■ Brief ■
Would you return the complete listing below word for word?
----------------
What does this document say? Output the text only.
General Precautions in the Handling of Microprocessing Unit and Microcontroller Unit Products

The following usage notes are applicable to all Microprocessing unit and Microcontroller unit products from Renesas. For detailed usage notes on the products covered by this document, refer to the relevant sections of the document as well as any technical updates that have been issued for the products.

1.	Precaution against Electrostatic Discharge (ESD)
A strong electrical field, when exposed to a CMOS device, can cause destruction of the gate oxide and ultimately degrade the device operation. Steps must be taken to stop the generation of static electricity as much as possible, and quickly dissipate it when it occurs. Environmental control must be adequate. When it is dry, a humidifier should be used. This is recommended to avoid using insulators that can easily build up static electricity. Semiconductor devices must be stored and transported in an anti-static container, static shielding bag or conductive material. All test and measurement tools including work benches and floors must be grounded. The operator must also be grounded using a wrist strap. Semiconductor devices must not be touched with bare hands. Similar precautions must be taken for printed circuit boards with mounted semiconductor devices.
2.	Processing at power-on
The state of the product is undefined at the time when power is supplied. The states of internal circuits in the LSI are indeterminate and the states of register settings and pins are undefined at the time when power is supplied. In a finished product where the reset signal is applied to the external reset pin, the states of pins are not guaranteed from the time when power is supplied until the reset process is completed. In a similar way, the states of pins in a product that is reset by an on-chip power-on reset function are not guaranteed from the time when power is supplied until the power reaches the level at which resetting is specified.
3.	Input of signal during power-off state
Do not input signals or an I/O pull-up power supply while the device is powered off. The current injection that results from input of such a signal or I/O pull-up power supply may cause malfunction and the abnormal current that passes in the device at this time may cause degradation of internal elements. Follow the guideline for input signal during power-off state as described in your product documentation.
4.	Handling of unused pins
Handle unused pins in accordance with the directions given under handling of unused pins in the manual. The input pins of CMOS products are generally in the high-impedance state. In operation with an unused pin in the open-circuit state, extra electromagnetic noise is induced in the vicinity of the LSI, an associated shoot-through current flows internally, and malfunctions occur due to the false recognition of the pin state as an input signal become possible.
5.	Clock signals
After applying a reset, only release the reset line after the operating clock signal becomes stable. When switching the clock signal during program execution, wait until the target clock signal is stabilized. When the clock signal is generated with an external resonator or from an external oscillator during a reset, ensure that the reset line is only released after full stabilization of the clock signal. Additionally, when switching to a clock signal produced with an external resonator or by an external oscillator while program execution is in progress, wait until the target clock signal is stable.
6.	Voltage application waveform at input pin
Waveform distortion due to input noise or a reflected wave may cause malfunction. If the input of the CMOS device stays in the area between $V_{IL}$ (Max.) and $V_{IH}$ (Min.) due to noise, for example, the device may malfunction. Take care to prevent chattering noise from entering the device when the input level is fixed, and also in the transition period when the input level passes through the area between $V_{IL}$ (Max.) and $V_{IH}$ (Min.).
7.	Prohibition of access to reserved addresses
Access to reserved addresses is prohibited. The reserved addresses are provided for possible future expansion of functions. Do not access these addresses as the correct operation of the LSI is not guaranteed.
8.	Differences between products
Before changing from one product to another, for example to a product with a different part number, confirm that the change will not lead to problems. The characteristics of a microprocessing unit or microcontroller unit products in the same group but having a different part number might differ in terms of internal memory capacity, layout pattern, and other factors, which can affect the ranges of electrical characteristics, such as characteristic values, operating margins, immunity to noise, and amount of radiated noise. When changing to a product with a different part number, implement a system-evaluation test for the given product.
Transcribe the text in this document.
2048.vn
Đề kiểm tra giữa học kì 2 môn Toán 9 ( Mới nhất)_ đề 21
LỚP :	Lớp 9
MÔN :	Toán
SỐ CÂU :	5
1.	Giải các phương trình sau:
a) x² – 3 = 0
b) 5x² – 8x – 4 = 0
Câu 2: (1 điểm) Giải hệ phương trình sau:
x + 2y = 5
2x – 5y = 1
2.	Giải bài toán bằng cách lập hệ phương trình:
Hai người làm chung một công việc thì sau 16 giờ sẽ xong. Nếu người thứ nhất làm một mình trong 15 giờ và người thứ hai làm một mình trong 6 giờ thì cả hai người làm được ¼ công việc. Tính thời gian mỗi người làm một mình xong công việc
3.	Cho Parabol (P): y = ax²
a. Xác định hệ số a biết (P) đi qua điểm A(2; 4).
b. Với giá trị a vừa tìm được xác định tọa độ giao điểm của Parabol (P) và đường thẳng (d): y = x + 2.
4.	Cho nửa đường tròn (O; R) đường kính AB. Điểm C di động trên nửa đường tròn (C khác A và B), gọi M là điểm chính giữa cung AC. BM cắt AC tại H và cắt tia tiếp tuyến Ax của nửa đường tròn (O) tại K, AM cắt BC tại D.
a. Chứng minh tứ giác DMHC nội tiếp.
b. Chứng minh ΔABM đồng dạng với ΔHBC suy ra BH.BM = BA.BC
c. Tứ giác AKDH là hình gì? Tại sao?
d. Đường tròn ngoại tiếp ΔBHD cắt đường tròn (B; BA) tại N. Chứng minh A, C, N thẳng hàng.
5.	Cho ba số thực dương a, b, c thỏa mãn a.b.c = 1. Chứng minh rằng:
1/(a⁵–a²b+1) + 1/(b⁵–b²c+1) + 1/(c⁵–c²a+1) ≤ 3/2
----------------
■ Output ■
What does this document say? Output the text only.
General Precautions in the Handling of Microprocessing Unit and Microcontroller Unit Products

The following usage notes are applicable to all Microprocessing unit and Microcontroller unit products from Renesas. For detailed usage notes on the products covered by this document, refer to the relevant sections of the document as well as any technical updates that have been issued for the products.

1.	Precaution against Electrostatic Discharge (ESD)
A strong electrical field, when exposed to a CMOS device, can cause destruction of the gate oxide and ultimately degrade the device operation. Steps must be taken to stop the generation of static electricity as much as possible, and quickly dissipate it when it occurs. Environmental control must be adequate. When it is dry, a humidifier should be used. This is recommended to avoid using insulators that can easily build up static electricity. Semiconductor devices must be stored and transported in an anti-static container, static shielding bag or conductive material. All test and measurement tools including work benches and floors must be grounded. The operator must also be grounded using a wrist strap. Semiconductor devices must not be touched with bare hands. Similar precautions must be taken for printed circuit boards with mounted semiconductor devices.
2.	Processing at power-on
The state of the product is undefined at the time when power is supplied. The states of internal circuits in the LSI are indeterminate and the states of register settings and pins are undefined at the time when power is supplied. In a finished product where the reset signal is applied to the external reset pin, the states of pins are not guaranteed from the time when power is supplied until the reset process is completed. In a similar way, the states of pins in a product that is reset by an on-chip power-on reset function are not guaranteed from the time when power is supplied until the power reaches the level at which resetting is specified.
3.	Input of signal during power-off state
Do not input signals or an I/O pull-up power supply while the device is powered off. The current injection that results from input of such a signal or I/O pull-up power supply may cause malfunction and the abnormal current that passes in the device at this time may cause degradation of internal elements. Follow the guideline for input signal during power-off state as described in your product documentation.
4.	Handling of unused pins
Handle unused pins in accordance with the directions given under handling of unused pins in the manual. The input pins of CMOS products are generally in the high-impedance state. In operation with an unused pin in the open-circuit state, extra electromagnetic noise is induced in the vicinity of the LSI, an associated shoot-through current flows internally, and malfunctions occur due to the false recognition of the pin state as an input signal become possible.
5.	Clock signals
After applying a reset, only release the reset line after the operating clock signal becomes stable. When switching the clock signal during program execution, wait until the target clock signal is stabilized. When the clock signal is generated with an external resonator or from an external oscillator during a reset, ensure that the reset line is only released after full stabilization of the clock signal. Additionally, when switching to a clock signal produced with an external resonator or by an external oscillator while program execution is in progress, wait until the target clock signal is stable.
6.	Voltage application waveform at input pin
Waveform distortion due to input noise or a reflected wave may cause malfunction. If the input of the CMOS device stays in the area between $V_{IL}$ (Max.) and $V_{IH}$ (Min.) due to noise, for example, the device may malfunction. Take care to prevent chattering noise from entering the device when the input level is fixed, and also in the transition period when the input level passes through the area between $V_{IL}$ (Max.) and $V_{IH}$ (Min.).
7.	Prohibition of access to reserved addresses
Access to reserved addresses is prohibited. The reserved addresses are provided for possible future expansion of functions. Do not access these addresses as the correct operation of the LSI is not guaranteed.
8.	Differences between products
Before changing from one product to another, for example to a product with a different part number, confirm that the change will not lead to problems. The characteristics of a microprocessing unit or microcontroller unit products in the same group but having a different part number might differ in terms of internal memory capacity, layout pattern, and other factors, which can affect the ranges of electrical characteristics, such as characteristic values, operating margins, immunity to noise, and amount of radiated noise. When changing to a product with a different part number, implement a system-evaluation test for the given product.
Transcribe the text in this document.
2048.vn
Đề kiểm tra giữa học kì 2 môn Toán 9 ( Mới nhất)_ đề 21
LỚP :	Lớp 9
MÔN :	Toán
SỐ CÂU :	5
1.	Giải các phương trình sau:
a) x² – 3 = 0
b) 5x² – 8x – 4 = 0
Câu 2: (1 điểm) Giải hệ phương trình sau:
x + 2y = 5
2x – 5y = 1
2.	Giải bài toán bằng cách lập hệ phương trình:
Hai người làm chung một công việc thì sau 16 giờ sẽ xong. Nếu người thứ nhất làm một mình trong 15 giờ và người thứ hai làm một mình trong 6 giờ thì cả hai người làm được ¼ công việc. Tính thời gian mỗi người làm một mình xong công việc
3.	Cho Parabol (P): y = ax²
a. Xác định hệ số a biết (P) đi qua điểm A(2; 4).
b. Với giá trị a vừa tìm được xác định tọa độ giao điểm của Parabol (P) và đường thẳng (d): y = x + 2.
4.	Cho nửa đường tròn (O; R) đường kính AB. Điểm C di động trên nửa đường tròn (C khác A và B), gọi M là điểm chính giữa cung AC. BM cắt AC tại H và cắt tia tiếp tuyến Ax của nửa đường tròn (O) tại K, AM cắt BC tại D.
a. Chứng minh tứ giác DMHC nội tiếp.
b. Chứng minh ΔABM đồng dạng với ΔHBC suy ra BH.BM = BA.BC
c. Tứ giác AKDH là hình gì? Tại sao?
d. Đường tròn ngoại tiếp ΔBHD cắt đường tròn (B; BA) tại N. Chứng minh A, C, N thẳng hàng.
5.	Cho ba số thực dương a, b, c thỏa mãn a.b.c = 1. Chứng minh rằng:
1/(a⁵–a²b+1) + 1/(b⁵–b²c+1) + 1/(c⁵–c²a+1) ≤ 3/2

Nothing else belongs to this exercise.